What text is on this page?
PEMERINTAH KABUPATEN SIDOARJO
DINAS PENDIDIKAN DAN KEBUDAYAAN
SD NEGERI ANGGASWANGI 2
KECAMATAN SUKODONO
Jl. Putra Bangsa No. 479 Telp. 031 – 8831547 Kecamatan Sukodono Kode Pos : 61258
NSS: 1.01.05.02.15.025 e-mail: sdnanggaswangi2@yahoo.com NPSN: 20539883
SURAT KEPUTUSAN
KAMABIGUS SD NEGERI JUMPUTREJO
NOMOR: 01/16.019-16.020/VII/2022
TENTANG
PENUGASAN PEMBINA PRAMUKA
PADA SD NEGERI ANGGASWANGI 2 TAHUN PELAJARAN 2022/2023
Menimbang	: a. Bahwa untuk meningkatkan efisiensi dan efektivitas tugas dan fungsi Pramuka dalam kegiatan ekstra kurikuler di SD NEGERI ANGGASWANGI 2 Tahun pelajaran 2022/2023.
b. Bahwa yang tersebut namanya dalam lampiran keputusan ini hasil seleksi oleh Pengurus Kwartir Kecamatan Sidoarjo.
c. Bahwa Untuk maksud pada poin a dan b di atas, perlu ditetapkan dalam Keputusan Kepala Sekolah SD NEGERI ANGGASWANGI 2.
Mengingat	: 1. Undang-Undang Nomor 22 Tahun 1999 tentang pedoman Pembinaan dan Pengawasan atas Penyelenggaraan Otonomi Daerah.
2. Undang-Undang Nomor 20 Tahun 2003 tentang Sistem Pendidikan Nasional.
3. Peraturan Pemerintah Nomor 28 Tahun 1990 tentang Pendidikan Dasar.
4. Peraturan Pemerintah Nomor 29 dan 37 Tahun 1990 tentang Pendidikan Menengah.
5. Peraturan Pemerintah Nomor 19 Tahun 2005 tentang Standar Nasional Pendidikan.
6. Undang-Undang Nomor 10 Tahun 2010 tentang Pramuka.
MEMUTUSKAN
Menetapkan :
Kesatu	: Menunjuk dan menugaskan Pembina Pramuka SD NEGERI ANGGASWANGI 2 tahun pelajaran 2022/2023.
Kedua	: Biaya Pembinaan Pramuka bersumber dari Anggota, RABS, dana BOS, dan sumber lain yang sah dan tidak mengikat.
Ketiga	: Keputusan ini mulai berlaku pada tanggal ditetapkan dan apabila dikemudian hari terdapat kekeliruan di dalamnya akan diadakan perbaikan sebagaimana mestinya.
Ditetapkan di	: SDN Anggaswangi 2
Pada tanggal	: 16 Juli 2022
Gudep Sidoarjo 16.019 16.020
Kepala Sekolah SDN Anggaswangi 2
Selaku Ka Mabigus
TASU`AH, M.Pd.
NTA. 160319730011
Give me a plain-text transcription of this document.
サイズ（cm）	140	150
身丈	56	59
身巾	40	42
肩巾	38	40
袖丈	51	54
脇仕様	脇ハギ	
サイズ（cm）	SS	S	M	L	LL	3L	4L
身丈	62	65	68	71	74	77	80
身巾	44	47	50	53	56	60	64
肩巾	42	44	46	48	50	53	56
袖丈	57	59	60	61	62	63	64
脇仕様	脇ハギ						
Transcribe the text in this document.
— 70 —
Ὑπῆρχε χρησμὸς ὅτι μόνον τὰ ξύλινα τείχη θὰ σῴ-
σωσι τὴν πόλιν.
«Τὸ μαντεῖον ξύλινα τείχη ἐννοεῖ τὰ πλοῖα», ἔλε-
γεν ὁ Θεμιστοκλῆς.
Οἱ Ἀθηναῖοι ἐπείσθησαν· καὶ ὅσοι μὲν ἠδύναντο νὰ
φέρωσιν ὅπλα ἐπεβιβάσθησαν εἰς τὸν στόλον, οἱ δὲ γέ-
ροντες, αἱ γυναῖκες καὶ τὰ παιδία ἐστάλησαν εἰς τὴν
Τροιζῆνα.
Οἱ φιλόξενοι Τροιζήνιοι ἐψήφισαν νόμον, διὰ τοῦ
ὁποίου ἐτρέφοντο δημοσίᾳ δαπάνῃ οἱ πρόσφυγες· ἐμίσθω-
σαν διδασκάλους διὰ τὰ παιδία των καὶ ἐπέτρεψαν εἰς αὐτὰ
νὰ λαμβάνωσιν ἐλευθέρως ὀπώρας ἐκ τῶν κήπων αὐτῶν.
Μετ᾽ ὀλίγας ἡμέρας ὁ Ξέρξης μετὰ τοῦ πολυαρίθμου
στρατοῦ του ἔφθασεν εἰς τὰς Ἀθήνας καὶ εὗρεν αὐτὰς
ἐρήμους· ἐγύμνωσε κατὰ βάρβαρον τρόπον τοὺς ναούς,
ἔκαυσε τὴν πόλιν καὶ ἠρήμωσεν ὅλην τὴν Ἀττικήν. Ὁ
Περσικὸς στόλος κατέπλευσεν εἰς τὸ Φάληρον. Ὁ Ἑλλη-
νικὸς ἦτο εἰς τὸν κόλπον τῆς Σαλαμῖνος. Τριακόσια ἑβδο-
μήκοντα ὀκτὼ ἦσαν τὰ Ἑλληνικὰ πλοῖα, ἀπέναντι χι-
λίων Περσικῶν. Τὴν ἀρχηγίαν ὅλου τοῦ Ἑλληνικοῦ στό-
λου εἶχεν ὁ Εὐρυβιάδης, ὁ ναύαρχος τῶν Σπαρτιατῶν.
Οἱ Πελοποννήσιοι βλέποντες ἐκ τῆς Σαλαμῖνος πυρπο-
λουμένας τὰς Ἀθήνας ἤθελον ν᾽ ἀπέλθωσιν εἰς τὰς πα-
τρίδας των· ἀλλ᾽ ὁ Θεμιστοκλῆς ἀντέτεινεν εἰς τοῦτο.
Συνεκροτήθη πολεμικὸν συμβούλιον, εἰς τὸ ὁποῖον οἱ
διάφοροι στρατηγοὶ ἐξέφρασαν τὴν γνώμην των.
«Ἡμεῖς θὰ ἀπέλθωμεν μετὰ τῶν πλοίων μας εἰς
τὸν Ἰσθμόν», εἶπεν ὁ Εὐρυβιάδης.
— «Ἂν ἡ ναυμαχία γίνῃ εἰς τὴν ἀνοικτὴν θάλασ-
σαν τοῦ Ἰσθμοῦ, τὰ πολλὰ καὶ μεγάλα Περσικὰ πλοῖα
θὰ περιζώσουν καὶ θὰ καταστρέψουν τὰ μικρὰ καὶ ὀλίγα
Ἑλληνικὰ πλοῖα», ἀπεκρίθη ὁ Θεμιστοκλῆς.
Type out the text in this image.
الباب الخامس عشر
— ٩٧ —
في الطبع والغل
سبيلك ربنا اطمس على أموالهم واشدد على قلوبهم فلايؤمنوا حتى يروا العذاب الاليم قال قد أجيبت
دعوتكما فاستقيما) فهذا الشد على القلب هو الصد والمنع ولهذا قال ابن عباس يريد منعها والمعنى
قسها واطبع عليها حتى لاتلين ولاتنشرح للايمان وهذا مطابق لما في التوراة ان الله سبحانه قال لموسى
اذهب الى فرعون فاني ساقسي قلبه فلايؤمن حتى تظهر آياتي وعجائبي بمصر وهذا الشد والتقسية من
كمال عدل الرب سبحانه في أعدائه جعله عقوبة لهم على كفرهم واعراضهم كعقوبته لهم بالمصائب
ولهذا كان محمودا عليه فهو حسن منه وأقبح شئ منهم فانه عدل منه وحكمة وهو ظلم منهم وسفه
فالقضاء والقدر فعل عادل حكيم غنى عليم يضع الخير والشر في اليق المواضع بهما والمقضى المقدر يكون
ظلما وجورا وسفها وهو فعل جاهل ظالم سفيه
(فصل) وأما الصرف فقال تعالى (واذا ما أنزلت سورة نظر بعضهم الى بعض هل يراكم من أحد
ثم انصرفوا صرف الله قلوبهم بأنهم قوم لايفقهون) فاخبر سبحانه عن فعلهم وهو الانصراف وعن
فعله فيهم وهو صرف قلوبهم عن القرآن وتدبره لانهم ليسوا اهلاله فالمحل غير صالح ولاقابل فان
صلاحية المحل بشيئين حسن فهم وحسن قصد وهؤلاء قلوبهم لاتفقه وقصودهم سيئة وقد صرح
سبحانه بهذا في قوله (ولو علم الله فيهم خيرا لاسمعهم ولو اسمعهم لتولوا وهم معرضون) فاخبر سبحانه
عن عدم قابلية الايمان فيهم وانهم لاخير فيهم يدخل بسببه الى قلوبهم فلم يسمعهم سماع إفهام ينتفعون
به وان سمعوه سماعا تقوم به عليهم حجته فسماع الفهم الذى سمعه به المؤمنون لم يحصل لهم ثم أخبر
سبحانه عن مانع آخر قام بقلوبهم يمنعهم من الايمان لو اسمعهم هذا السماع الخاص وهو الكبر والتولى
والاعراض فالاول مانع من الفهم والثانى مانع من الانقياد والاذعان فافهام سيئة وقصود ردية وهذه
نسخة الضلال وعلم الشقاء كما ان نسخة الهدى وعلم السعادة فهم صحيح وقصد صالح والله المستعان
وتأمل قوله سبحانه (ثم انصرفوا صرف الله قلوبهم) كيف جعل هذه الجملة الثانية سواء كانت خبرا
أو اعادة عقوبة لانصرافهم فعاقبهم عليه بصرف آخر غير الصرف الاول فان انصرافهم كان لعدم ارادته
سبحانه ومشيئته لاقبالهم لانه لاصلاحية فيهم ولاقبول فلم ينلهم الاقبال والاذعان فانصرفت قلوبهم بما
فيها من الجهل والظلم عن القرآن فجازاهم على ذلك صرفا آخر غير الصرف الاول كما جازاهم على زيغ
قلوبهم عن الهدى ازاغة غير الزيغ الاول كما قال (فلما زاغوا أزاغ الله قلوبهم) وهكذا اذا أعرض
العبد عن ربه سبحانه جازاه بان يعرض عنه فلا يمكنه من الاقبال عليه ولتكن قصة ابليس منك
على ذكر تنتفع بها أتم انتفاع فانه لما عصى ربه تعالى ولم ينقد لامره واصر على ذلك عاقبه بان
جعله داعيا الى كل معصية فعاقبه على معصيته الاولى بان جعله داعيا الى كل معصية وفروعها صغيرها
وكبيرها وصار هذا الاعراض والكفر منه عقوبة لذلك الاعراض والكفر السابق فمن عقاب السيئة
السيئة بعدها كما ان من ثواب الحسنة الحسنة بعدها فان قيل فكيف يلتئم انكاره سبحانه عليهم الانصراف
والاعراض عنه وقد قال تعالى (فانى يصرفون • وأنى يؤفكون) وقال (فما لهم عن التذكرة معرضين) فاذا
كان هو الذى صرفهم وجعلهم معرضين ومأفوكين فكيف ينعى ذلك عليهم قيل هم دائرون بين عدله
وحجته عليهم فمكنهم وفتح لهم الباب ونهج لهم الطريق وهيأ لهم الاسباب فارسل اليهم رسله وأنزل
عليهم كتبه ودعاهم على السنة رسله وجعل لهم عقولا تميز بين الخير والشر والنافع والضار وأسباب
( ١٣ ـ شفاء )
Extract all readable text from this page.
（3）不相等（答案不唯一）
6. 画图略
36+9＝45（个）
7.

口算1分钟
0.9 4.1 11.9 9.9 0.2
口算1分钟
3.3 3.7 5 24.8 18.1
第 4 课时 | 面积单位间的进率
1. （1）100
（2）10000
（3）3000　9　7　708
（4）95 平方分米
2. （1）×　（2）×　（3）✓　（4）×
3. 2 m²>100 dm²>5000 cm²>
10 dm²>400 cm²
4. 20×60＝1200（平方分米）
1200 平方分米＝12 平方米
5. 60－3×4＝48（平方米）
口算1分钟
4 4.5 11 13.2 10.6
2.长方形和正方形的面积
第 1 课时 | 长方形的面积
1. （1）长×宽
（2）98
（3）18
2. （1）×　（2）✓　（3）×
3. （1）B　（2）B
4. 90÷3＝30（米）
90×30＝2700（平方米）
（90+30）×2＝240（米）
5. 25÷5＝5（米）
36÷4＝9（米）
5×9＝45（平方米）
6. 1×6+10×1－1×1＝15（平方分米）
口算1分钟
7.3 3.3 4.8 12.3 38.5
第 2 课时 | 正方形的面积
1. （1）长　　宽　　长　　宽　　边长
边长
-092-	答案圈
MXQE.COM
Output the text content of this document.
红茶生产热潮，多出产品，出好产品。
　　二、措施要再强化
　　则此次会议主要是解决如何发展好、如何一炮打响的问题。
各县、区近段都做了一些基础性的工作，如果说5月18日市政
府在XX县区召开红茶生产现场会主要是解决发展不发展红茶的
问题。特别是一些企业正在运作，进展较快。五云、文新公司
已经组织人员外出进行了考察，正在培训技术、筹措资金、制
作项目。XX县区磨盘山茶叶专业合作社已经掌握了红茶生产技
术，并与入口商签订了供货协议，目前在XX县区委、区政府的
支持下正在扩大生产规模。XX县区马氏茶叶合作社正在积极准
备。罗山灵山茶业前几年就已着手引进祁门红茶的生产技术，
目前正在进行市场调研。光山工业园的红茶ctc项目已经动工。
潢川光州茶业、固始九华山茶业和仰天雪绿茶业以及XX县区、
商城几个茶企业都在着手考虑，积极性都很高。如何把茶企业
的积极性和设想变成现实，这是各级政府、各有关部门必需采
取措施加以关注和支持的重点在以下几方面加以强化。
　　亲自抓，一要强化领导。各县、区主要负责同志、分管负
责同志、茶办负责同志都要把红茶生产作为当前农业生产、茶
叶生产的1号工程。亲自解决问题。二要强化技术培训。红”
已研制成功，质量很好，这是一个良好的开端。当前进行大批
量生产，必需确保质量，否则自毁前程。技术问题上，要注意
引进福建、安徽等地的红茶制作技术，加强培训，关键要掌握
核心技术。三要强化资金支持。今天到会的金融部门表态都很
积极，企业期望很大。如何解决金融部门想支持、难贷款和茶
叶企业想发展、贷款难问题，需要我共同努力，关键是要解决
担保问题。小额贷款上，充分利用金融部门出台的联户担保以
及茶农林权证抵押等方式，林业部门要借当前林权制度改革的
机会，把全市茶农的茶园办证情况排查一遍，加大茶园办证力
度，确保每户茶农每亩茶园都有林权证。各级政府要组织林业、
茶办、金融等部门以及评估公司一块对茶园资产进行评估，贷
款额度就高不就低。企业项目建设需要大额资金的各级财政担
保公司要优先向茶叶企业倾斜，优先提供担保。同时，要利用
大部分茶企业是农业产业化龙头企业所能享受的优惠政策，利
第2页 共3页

·····

WHAT NEEDS TO BE DONE >> Find every line in the records that has the string "Peraturan", then state how many there are and nothing else.

OUTPUT FOR THIS TASK >> 3